◆ Stored entries ◆
_ _ _ _

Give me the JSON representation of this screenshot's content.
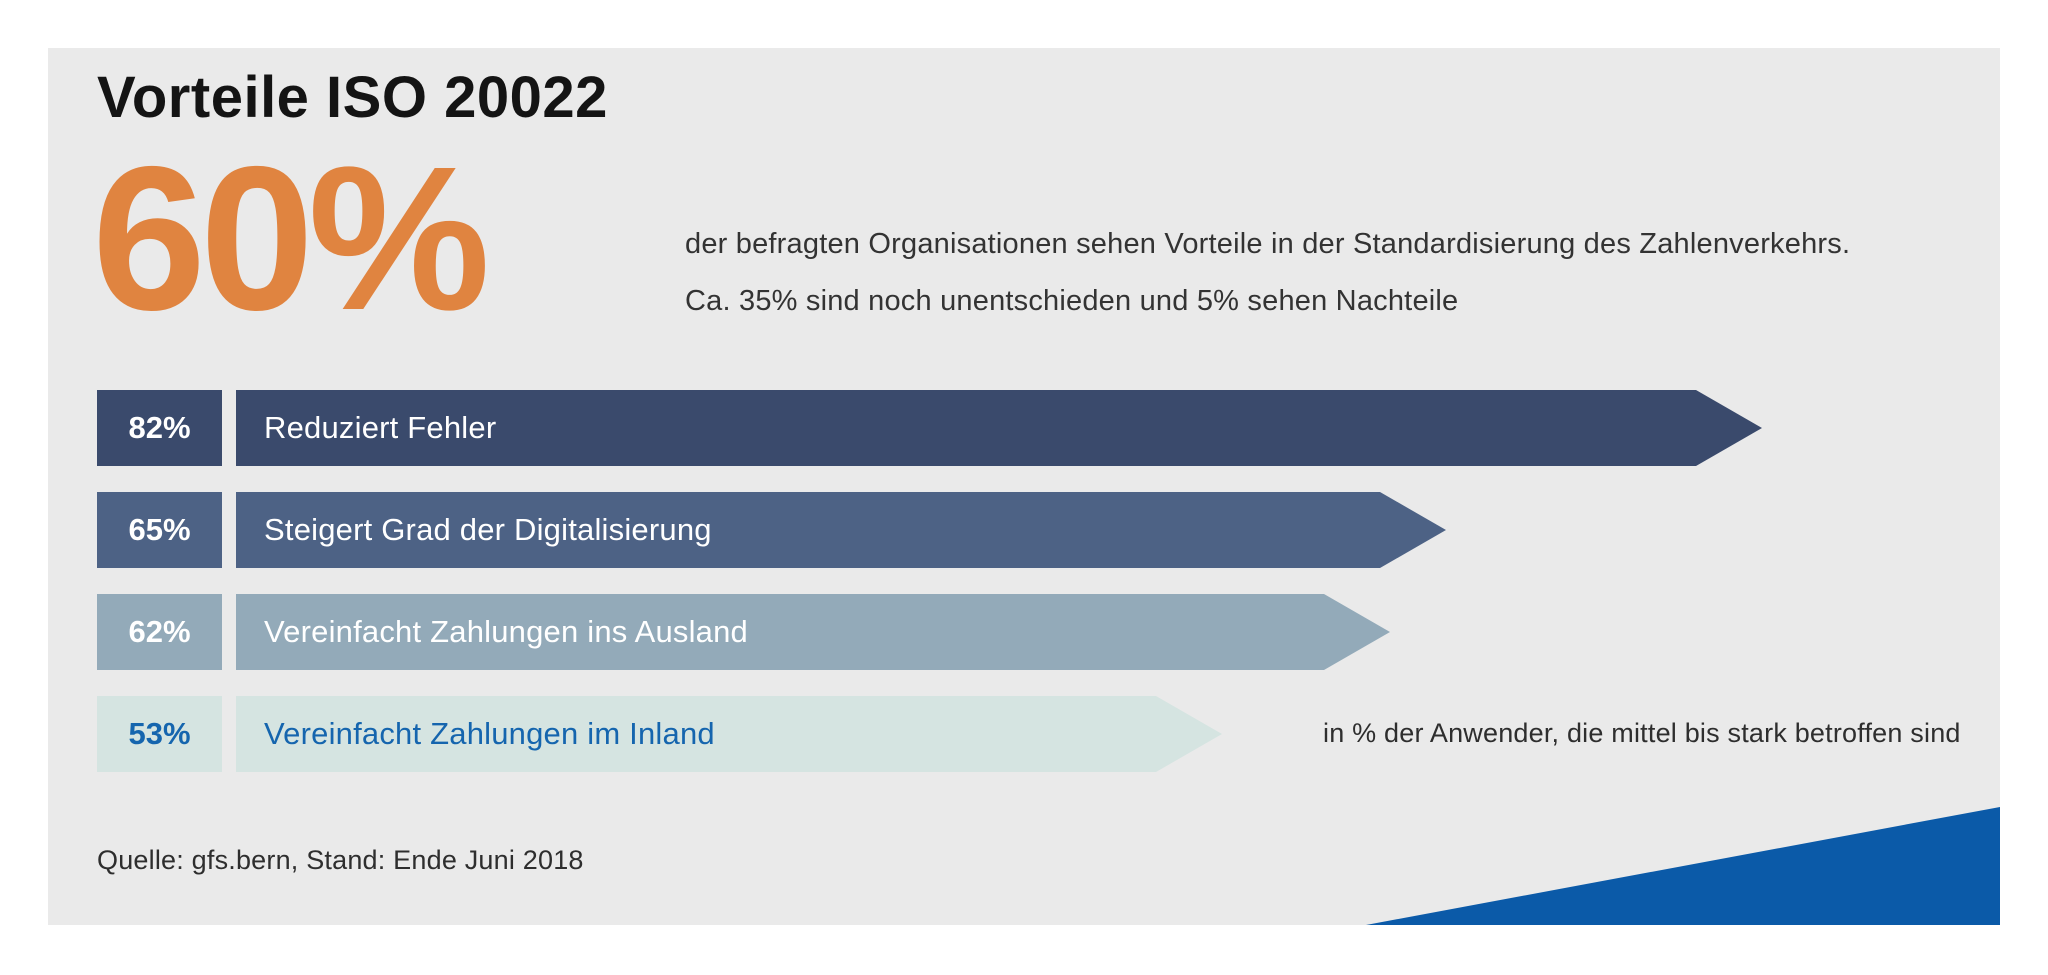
{
  "panel": {
    "title": "Vorteile ISO 20022",
    "hero": {
      "value": "60%",
      "line1": "der befragten Organisationen sehen Vorteile in der Standardisierung des Zahlenverkehrs.",
      "line2": "Ca. 35% sind noch unentschieden und 5% sehen Nachteile"
    },
    "footnote": "in % der Anwender, die mittel bis stark betroffen sind",
    "source": "Quelle: gfs.bern, Stand: Ende Juni 2018"
  },
  "chart_data": {
    "type": "bar",
    "orientation": "horizontal",
    "title": "Vorteile ISO 20022",
    "unit": "%",
    "annotation": "in % der Anwender, die mittel bis stark betroffen sind",
    "highlight_stat": {
      "value": 60,
      "label": "60%",
      "description": "der befragten Organisationen sehen Vorteile in der Standardisierung des Zahlenverkehrs. Ca. 35% sind noch unentschieden und 5% sehen Nachteile"
    },
    "categories": [
      "Reduziert Fehler",
      "Steigert Grad der Digitalisierung",
      "Vereinfacht Zahlungen ins Ausland",
      "Vereinfacht Zahlungen im Inland"
    ],
    "values": [
      82,
      65,
      62,
      53
    ],
    "x_max_value": 82,
    "rows": [
      {
        "label": "Reduziert Fehler",
        "value": 82,
        "value_label": "82%",
        "bar_color": "#3A4A6C",
        "text_color": "#FFFFFF"
      },
      {
        "label": "Steigert Grad der Digitalisierung",
        "value": 65,
        "value_label": "65%",
        "bar_color": "#4D6285",
        "text_color": "#FFFFFF"
      },
      {
        "label": "Vereinfacht Zahlungen ins Ausland",
        "value": 62,
        "value_label": "62%",
        "bar_color": "#93AAB9",
        "text_color": "#FFFFFF"
      },
      {
        "label": "Vereinfacht Zahlungen im Inland",
        "value": 53,
        "value_label": "53%",
        "bar_color": "#D5E4E1",
        "text_color": "#1565AE"
      }
    ]
  },
  "colors": {
    "accent_orange": "#E08440",
    "corner_triangle_blue": "#0B5AA8",
    "panel_background": "#EAEAEA",
    "page_background": "#FFFFFF"
  }
}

_ _ _ _

◆ SHORT TASK ◆
Isolate the lines above that contain the word "Steigert" and copy them.

◆ THE RESULT ◆
      "Steigert Grad der Digitalisierung",
        "label": "Steigert Grad der Digitalisierung",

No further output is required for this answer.